_Exercise aim_
Repeat each line exactly, leaving nothing out.

Records contained in a dataset:
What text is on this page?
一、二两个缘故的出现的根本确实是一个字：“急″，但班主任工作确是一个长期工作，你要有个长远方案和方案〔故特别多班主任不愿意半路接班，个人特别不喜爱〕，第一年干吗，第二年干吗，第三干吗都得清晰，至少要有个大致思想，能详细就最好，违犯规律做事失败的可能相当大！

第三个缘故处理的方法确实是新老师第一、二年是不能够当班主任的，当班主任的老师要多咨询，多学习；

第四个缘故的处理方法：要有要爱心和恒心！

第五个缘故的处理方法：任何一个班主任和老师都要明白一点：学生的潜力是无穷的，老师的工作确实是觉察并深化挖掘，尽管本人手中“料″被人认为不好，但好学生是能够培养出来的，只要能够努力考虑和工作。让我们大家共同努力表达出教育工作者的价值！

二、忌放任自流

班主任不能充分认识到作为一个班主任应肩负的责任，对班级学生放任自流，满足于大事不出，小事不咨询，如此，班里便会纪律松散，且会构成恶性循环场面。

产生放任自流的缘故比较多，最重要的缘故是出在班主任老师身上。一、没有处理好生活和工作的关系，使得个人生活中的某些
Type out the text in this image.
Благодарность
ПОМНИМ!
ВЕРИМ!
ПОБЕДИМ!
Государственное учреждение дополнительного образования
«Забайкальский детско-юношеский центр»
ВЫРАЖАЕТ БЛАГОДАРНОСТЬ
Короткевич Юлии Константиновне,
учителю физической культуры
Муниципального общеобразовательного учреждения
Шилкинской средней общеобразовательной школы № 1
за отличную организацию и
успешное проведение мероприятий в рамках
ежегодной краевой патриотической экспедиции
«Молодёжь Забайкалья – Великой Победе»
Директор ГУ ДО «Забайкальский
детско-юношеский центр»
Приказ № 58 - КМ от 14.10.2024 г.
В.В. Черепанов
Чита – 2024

_Correct response_
What text is on this page?
一、二两个缘故的出现的根本确实是一个字：“急″，但班主任工作确是一个长期工作，你要有个长远方案和方案〔故特别多班主任不愿意半路接班，个人特别不喜爱〕，第一年干吗，第二年干吗，第三干吗都得清晰，至少要有个大致思想，能详细就最好，违犯规律做事失败的可能相当大！

第三个缘故处理的方法确实是新老师第一、二年是不能够当班主任的，当班主任的老师要多咨询，多学习；

第四个缘故的处理方法：要有要爱心和恒心！

第五个缘故的处理方法：任何一个班主任和老师都要明白一点：学生的潜力是无穷的，老师的工作确实是觉察并深化挖掘，尽管本人手中“料″被人认为不好，但好学生是能够培养出来的，只要能够努力考虑和工作。让我们大家共同努力表达出教育工作者的价值！

二、忌放任自流

班主任不能充分认识到作为一个班主任应肩负的责任，对班级学生放任自流，满足于大事不出，小事不咨询，如此，班里便会纪律松散，且会构成恶性循环场面。

产生放任自流的缘故比较多，最重要的缘故是出在班主任老师身上。一、没有处理好生活和工作的关系，使得个人生活中的某些
Type out the text in this image.
Благодарность
ПОМНИМ!
ВЕРИМ!
ПОБЕДИМ!
Государственное учреждение дополнительного образования
«Забайкальский детско-юношеский центр»
ВЫРАЖАЕТ БЛАГОДАРНОСТЬ
Короткевич Юлии Константиновне,
учителю физической культуры
Муниципального общеобразовательного учреждения
Шилкинской средней общеобразовательной школы № 1
за отличную организацию и
успешное проведение мероприятий в рамках
ежегодной краевой патриотической экспедиции
«Молодёжь Забайкалья – Великой Победе»
Директор ГУ ДО «Забайкальский
детско-юношеский центр»
Приказ № 58 - КМ от 14.10.2024 г.
В.В. Черепанов
Чита – 2024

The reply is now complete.